* _READING TEXT_
-- Start --

4.86 Vincent van Gogh, Self Portrait, 1887, oil on canvas 16×13”, Wadsworth Athenaeum Museum of Art, Hartford, Connecticut.8
Oil on canvas, Self Portrait, 1889, Vincent van Gogh
4.87 Vincent van Gogh, Self Portrait, 1889, oil on canvas, 26×21”, Musée d’Orsay.9

 

 

 

 

 

 

 

 

 

Van Gogh’s work has very recognizable characteristics:

  • He transformed reality into imagination
  • His expressive line created intense emotional expression
  • He drew directly on the canvas with his paintbrush and used an impressionistic palette
  • His use of color included the juxtaposition of unusual colors
  • He believed that color would create an expressive picture of an individual and their feelings and emotions and yellow was his favorite color.
  • His brushstrokes were cross hatching, dots and dashes. The thickness, shape, and direction of his brushstrokes created a tactile counterpart to his intense color schemes.

In his later years he especially liked heavy impasto, swirling brushstrokes, and dynamic compositions.

Oil on canvas, Noon – Rest From Work, 1890, Vincent van Gogh
4.88 Vincent van Gogh, Noon – Rest From Work, 1890, 29×36”, oil on canvas, Musée d’Orsay, Paris.10

Van Gogh often painted the poor working class people around him. His painting Noon – Rest from Work, is reminiscent of works by Jean-Francois Millet such as The Angelus. A comparison of the two works shows how different van Gogh’s technique is from the more classical work of Millet. His use of color and his brushstrokes are very different.

Oil on canvas, The Angelus, 1857-59, Jean-Francois Millet
4.89 Jean-Francois Millet, The Angelus, 1857-59, oil on canvas, 22×26”, Musée d’Orsay, Paris.11
Oil on canvas, Church at Auvers sur Oise, 1876, Vincent van Gogh
4.90 Vincent van Gogh, Church at Auvers sur Oise, oil on canvas, 1876, 37×29”, Musée d’Orsay, Paris.12

The Church at Auvers sur Oise painted in 1876, was not intended to look like a photographic image, but was instead an expressive image of the church near his home. Neither the colors used nor the lines of the building are realistic. Notice how the path goes toward the church, but the church seems to forbid entry and no door welcomes parishioners. Could this be an expression of his feelings about “the church” and his failed attempts to become a minister? There is some perspective indicated in the trails that recede and the diminished size of the trees on the left, but this is not correct linear perspective. The lines are expressive, the modeling is not uniform, and this does not seem to be a real building. The entire church seems to be in shadow and the light is directly above. He uses broken brush strokes applied in directional patterns, almost as if he feels unable to approach the church, but is instead swept around it by the current of paint in the pathway. He uses blue and orange, which are complimentary colors, and they therefore create tension. This is a method taken from Japanese prints. Shadows are created with color rather than black, and most of his colors are cool rather than warm.

-- End --

(Spatial annotation lines)
-- Start --

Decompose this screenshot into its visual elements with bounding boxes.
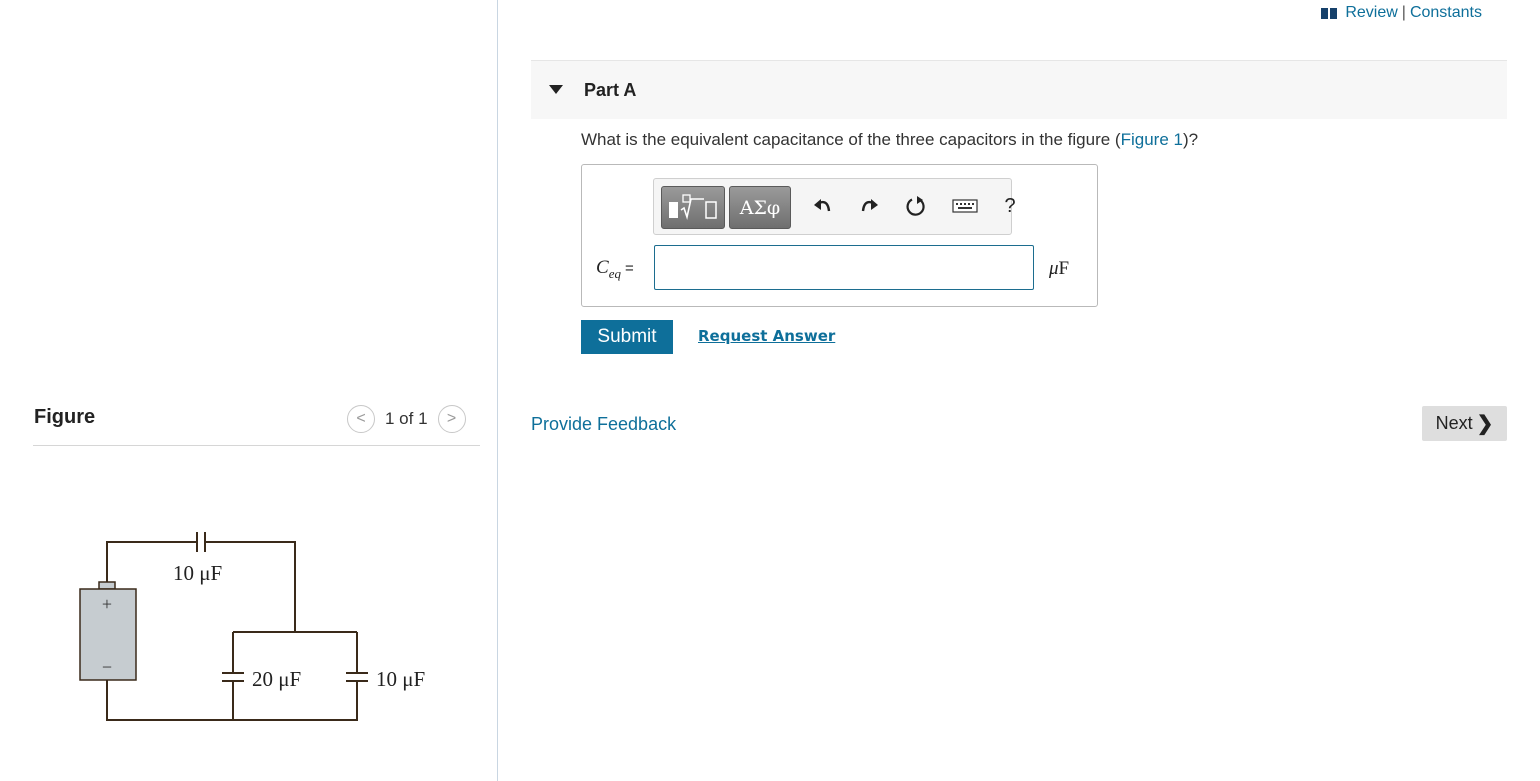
- battery-minus-label: −: [102, 657, 112, 677]
- templates-button[interactable]: [661, 186, 725, 229]
- help-icon[interactable]: ?: [1000, 193, 1020, 219]
- answer-input[interactable]: [654, 245, 1034, 290]
- constants-link[interactable]: Constants: [1410, 4, 1482, 22]
- battery-plus-label: +: [102, 594, 112, 614]
- collapse-triangle-icon[interactable]: [549, 85, 563, 94]
- right-capacitor-label: 10 μF: [376, 667, 425, 691]
- pager-text: 1 of 1: [385, 409, 428, 428]
- provide-feedback-link[interactable]: Provide Feedback: [531, 414, 676, 435]
- figure-divider: [33, 445, 480, 446]
- keyboard-icon[interactable]: [950, 193, 980, 219]
- math-toolbar: ΑΣφ ?: [653, 178, 1016, 235]
- question-prefix: What is the equivalent capacitance of th…: [581, 130, 1121, 149]
- chevron-right-icon: ❯: [1476, 413, 1494, 435]
- wire-top-right: [205, 541, 296, 632]
- part-title: Part A: [584, 80, 637, 100]
- battery-terminal: [98, 581, 116, 590]
- ceq-label: Ceq =: [596, 257, 634, 282]
- next-button[interactable]: Next ❯: [1422, 406, 1507, 441]
- figure-title: Figure: [34, 406, 96, 428]
- question-text: What is the equivalent capacitance of th…: [581, 130, 1198, 150]
- question-suffix: )?: [1182, 130, 1199, 149]
- left-capacitor-label: 20 μF: [252, 667, 301, 691]
- figure-link[interactable]: Figure 1: [1121, 130, 1183, 149]
- answer-box: ΑΣφ ? Ceq = μF: [581, 164, 1098, 307]
- link-separator: |: [1401, 4, 1406, 21]
- chevron-left-icon: <: [356, 410, 366, 427]
- chevron-right-icon: >: [446, 410, 457, 427]
- templates-icon: [669, 193, 717, 220]
- redo-icon[interactable]: [855, 193, 883, 219]
- book-icon: [1321, 7, 1338, 19]
- next-label: Next: [1435, 413, 1473, 433]
- ceq-variable: C: [596, 257, 609, 278]
- ceq-equals: =: [624, 260, 634, 277]
- submit-button[interactable]: Submit: [581, 320, 673, 354]
- previous-figure-button[interactable]: <: [347, 405, 375, 433]
- unit-symbol: F: [1058, 258, 1070, 279]
- answer-unit: μF: [1049, 258, 1069, 280]
- request-answer-link[interactable]: Request Answer: [698, 327, 835, 345]
- ceq-subscript: eq: [608, 265, 621, 281]
- unit-prefix: μ: [1049, 258, 1059, 279]
- reset-icon[interactable]: [902, 193, 930, 219]
- top-capacitor-label: 10 μF: [173, 561, 222, 585]
- undo-icon[interactable]: [809, 193, 837, 219]
- review-link[interactable]: Review: [1345, 4, 1397, 22]
- part-a-header[interactable]: Part A: [531, 60, 1507, 119]
- panel-divider: [497, 0, 498, 781]
- greek-letters-button[interactable]: ΑΣφ: [729, 186, 791, 229]
- figure-pager: < 1 of 1 >: [347, 405, 466, 433]
- next-figure-button[interactable]: >: [437, 405, 466, 433]
- circuit-diagram: + − 10 μF 20 μF 10 μF: [79, 532, 425, 721]
- top-links: Review | Constants: [1321, 4, 1482, 22]
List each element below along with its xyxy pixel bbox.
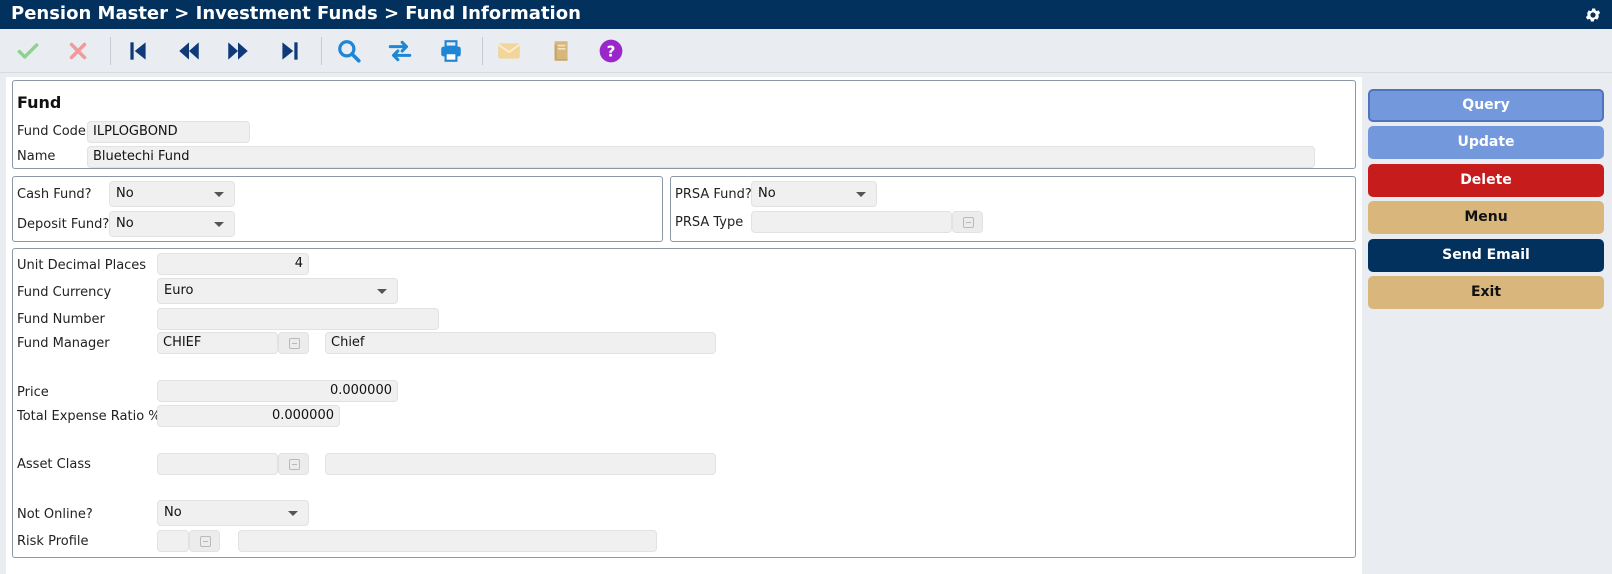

-- End --

Reproduce the passage about Van Gogh word for word, starting at "Van Gogh’s work" and ending at "and dynamic compositions.". Rely on the passage about Van Gogh by itself.

Van Gogh’s work has very recognizable characteristics:

  • He transformed reality into imagination
  • His expressive line created intense emotional expression
  • He drew directly on the canvas with his paintbrush and used an impressionistic palette
  • His use of color included the juxtaposition of unusual colors
  • He believed that color would create an expressive picture of an individual and their feelings and emotions and yellow was his favorite color.
  • His brushstrokes were cross hatching, dots and dashes. The thickness, shape, and direction of his brushstrokes created a tactile counterpart to his intense color schemes.

In his later years he especially liked heavy impasto, swirling brushstrokes, and dynamic compositions.